[Lines of data]
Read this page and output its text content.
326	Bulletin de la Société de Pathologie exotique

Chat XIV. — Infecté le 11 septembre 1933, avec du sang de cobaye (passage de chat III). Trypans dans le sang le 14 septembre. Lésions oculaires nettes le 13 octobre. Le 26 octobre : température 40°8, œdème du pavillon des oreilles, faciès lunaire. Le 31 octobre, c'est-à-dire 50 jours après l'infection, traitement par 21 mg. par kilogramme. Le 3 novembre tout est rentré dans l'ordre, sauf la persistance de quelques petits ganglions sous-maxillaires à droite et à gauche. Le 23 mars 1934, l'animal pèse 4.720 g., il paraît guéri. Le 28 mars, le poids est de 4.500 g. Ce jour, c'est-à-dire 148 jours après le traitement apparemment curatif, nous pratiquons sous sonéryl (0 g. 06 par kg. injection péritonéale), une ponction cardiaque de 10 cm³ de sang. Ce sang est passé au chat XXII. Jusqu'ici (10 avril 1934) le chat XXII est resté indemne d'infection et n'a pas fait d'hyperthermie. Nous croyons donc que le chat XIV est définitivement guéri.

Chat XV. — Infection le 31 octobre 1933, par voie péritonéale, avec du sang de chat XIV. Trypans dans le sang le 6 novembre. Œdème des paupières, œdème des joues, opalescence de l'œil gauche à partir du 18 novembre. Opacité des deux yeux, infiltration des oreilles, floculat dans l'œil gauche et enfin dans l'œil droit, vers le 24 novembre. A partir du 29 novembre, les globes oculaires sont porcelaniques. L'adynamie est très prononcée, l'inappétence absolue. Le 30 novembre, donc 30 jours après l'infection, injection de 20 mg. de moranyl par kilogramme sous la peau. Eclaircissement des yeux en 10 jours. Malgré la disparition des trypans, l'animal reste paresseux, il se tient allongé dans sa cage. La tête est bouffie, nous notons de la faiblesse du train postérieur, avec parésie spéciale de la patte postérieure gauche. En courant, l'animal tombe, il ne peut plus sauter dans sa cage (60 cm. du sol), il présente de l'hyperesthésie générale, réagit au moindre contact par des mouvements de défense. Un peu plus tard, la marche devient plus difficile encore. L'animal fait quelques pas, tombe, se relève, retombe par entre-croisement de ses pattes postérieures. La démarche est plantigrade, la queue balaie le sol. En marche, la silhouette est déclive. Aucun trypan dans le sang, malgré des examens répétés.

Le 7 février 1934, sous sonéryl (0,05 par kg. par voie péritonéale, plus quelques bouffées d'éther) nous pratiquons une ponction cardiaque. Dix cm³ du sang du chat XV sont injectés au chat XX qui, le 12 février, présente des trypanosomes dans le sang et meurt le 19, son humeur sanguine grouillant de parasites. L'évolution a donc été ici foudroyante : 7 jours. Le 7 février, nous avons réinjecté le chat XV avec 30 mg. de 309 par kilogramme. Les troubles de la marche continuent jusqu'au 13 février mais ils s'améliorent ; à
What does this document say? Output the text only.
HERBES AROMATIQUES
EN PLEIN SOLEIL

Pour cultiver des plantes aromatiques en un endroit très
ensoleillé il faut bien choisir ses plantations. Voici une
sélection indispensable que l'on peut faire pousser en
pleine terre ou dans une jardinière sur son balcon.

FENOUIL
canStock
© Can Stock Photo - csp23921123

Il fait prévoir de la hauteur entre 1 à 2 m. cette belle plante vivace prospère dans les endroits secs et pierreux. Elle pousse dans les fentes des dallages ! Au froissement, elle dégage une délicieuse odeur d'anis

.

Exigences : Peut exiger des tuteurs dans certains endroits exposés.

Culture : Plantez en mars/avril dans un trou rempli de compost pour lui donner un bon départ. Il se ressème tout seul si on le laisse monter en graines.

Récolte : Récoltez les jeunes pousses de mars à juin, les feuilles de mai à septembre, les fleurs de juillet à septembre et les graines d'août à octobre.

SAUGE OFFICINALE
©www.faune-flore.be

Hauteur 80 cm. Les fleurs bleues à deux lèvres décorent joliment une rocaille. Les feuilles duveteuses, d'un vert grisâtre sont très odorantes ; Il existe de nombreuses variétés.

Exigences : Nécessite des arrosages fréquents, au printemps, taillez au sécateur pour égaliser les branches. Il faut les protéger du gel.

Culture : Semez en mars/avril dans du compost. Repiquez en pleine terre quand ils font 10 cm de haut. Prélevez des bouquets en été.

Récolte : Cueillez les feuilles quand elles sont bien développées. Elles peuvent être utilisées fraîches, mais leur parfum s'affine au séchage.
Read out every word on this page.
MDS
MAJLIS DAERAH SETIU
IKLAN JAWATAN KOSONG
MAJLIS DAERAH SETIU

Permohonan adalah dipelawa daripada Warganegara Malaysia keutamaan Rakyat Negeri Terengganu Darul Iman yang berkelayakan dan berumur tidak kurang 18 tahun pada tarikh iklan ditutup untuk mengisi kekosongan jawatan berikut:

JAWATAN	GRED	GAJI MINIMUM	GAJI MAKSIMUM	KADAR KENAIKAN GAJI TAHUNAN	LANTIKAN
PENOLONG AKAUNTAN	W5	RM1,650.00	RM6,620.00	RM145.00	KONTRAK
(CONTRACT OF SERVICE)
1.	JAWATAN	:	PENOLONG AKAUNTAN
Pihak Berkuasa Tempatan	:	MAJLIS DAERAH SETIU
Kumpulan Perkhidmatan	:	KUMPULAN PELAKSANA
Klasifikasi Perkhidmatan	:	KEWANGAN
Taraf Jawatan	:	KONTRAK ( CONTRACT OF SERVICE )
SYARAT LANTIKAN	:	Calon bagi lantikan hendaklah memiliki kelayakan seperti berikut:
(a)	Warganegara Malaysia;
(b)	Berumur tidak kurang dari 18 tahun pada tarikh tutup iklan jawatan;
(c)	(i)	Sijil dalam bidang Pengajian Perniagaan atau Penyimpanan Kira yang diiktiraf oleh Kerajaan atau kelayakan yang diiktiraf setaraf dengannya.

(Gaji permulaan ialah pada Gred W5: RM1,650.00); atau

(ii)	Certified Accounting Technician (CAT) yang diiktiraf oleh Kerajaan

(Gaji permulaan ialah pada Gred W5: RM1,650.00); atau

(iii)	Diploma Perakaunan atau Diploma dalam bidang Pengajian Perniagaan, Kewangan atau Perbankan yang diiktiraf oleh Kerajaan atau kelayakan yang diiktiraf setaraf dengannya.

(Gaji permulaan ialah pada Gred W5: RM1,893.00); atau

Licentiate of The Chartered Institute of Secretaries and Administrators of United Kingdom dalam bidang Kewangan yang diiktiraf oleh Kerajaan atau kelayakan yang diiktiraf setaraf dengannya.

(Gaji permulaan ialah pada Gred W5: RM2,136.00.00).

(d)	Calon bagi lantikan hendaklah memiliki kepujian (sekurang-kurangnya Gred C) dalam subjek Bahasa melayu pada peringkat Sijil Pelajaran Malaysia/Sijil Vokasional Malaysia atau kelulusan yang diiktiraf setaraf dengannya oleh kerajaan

Work to be completed:
Provide an exact reproduction of all the entries shown above.

Exercise answer:
Read this page and output its text content.
326	Bulletin de la Société de Pathologie exotique

Chat XIV. — Infecté le 11 septembre 1933, avec du sang de cobaye (passage de chat III). Trypans dans le sang le 14 septembre. Lésions oculaires nettes le 13 octobre. Le 26 octobre : température 40°8, œdème du pavillon des oreilles, faciès lunaire. Le 31 octobre, c'est-à-dire 50 jours après l'infection, traitement par 21 mg. par kilogramme. Le 3 novembre tout est rentré dans l'ordre, sauf la persistance de quelques petits ganglions sous-maxillaires à droite et à gauche. Le 23 mars 1934, l'animal pèse 4.720 g., il paraît guéri. Le 28 mars, le poids est de 4.500 g. Ce jour, c'est-à-dire 148 jours après le traitement apparemment curatif, nous pratiquons sous sonéryl (0 g. 06 par kg. injection péritonéale), une ponction cardiaque de 10 cm³ de sang. Ce sang est passé au chat XXII. Jusqu'ici (10 avril 1934) le chat XXII est resté indemne d'infection et n'a pas fait d'hyperthermie. Nous croyons donc que le chat XIV est définitivement guéri.

Chat XV. — Infection le 31 octobre 1933, par voie péritonéale, avec du sang de chat XIV. Trypans dans le sang le 6 novembre. Œdème des paupières, œdème des joues, opalescence de l'œil gauche à partir du 18 novembre. Opacité des deux yeux, infiltration des oreilles, floculat dans l'œil gauche et enfin dans l'œil droit, vers le 24 novembre. A partir du 29 novembre, les globes oculaires sont porcelaniques. L'adynamie est très prononcée, l'inappétence absolue. Le 30 novembre, donc 30 jours après l'infection, injection de 20 mg. de moranyl par kilogramme sous la peau. Eclaircissement des yeux en 10 jours. Malgré la disparition des trypans, l'animal reste paresseux, il se tient allongé dans sa cage. La tête est bouffie, nous notons de la faiblesse du train postérieur, avec parésie spéciale de la patte postérieure gauche. En courant, l'animal tombe, il ne peut plus sauter dans sa cage (60 cm. du sol), il présente de l'hyperesthésie générale, réagit au moindre contact par des mouvements de défense. Un peu plus tard, la marche devient plus difficile encore. L'animal fait quelques pas, tombe, se relève, retombe par entre-croisement de ses pattes postérieures. La démarche est plantigrade, la queue balaie le sol. En marche, la silhouette est déclive. Aucun trypan dans le sang, malgré des examens répétés.

Le 7 février 1934, sous sonéryl (0,05 par kg. par voie péritonéale, plus quelques bouffées d'éther) nous pratiquons une ponction cardiaque. Dix cm³ du sang du chat XV sont injectés au chat XX qui, le 12 février, présente des trypanosomes dans le sang et meurt le 19, son humeur sanguine grouillant de parasites. L'évolution a donc été ici foudroyante : 7 jours. Le 7 février, nous avons réinjecté le chat XV avec 30 mg. de 309 par kilogramme. Les troubles de la marche continuent jusqu'au 13 février mais ils s'améliorent ; à
What does this document say? Output the text only.
HERBES AROMATIQUES
EN PLEIN SOLEIL

Pour cultiver des plantes aromatiques en un endroit très
ensoleillé il faut bien choisir ses plantations. Voici une
sélection indispensable que l'on peut faire pousser en
pleine terre ou dans une jardinière sur son balcon.

FENOUIL
canStock
© Can Stock Photo - csp23921123

Il fait prévoir de la hauteur entre 1 à 2 m. cette belle plante vivace prospère dans les endroits secs et pierreux. Elle pousse dans les fentes des dallages ! Au froissement, elle dégage une délicieuse odeur d'anis

.

Exigences : Peut exiger des tuteurs dans certains endroits exposés.

Culture : Plantez en mars/avril dans un trou rempli de compost pour lui donner un bon départ. Il se ressème tout seul si on le laisse monter en graines.

Récolte : Récoltez les jeunes pousses de mars à juin, les feuilles de mai à septembre, les fleurs de juillet à septembre et les graines d'août à octobre.

SAUGE OFFICINALE
©www.faune-flore.be

Hauteur 80 cm. Les fleurs bleues à deux lèvres décorent joliment une rocaille. Les feuilles duveteuses, d'un vert grisâtre sont très odorantes ; Il existe de nombreuses variétés.

Exigences : Nécessite des arrosages fréquents, au printemps, taillez au sécateur pour égaliser les branches. Il faut les protéger du gel.

Culture : Semez en mars/avril dans du compost. Repiquez en pleine terre quand ils font 10 cm de haut. Prélevez des bouquets en été.

Récolte : Cueillez les feuilles quand elles sont bien développées. Elles peuvent être utilisées fraîches, mais leur parfum s'affine au séchage.
Read out every word on this page.
MDS
MAJLIS DAERAH SETIU
IKLAN JAWATAN KOSONG
MAJLIS DAERAH SETIU

Permohonan adalah dipelawa daripada Warganegara Malaysia keutamaan Rakyat Negeri Terengganu Darul Iman yang berkelayakan dan berumur tidak kurang 18 tahun pada tarikh iklan ditutup untuk mengisi kekosongan jawatan berikut:

JAWATAN	GRED	GAJI MINIMUM	GAJI MAKSIMUM	KADAR KENAIKAN GAJI TAHUNAN	LANTIKAN
PENOLONG AKAUNTAN	W5	RM1,650.00	RM6,620.00	RM145.00	KONTRAK
(CONTRACT OF SERVICE)
1.	JAWATAN	:	PENOLONG AKAUNTAN
Pihak Berkuasa Tempatan	:	MAJLIS DAERAH SETIU
Kumpulan Perkhidmatan	:	KUMPULAN PELAKSANA
Klasifikasi Perkhidmatan	:	KEWANGAN
Taraf Jawatan	:	KONTRAK ( CONTRACT OF SERVICE )
SYARAT LANTIKAN	:	Calon bagi lantikan hendaklah memiliki kelayakan seperti berikut:
(a)	Warganegara Malaysia;
(b)	Berumur tidak kurang dari 18 tahun pada tarikh tutup iklan jawatan;
(c)	(i)	Sijil dalam bidang Pengajian Perniagaan atau Penyimpanan Kira yang diiktiraf oleh Kerajaan atau kelayakan yang diiktiraf setaraf dengannya.

(Gaji permulaan ialah pada Gred W5: RM1,650.00); atau

(ii)	Certified Accounting Technician (CAT) yang diiktiraf oleh Kerajaan

(Gaji permulaan ialah pada Gred W5: RM1,650.00); atau

(iii)	Diploma Perakaunan atau Diploma dalam bidang Pengajian Perniagaan, Kewangan atau Perbankan yang diiktiraf oleh Kerajaan atau kelayakan yang diiktiraf setaraf dengannya.

(Gaji permulaan ialah pada Gred W5: RM1,893.00); atau

Licentiate of The Chartered Institute of Secretaries and Administrators of United Kingdom dalam bidang Kewangan yang diiktiraf oleh Kerajaan atau kelayakan yang diiktiraf setaraf dengannya.

(Gaji permulaan ialah pada Gred W5: RM2,136.00.00).

(d)	Calon bagi lantikan hendaklah memiliki kepujian (sekurang-kurangnya Gred C) dalam subjek Bahasa melayu pada peringkat Sijil Pelajaran Malaysia/Sijil Vokasional Malaysia atau kelulusan yang diiktiraf setaraf dengannya oleh kerajaan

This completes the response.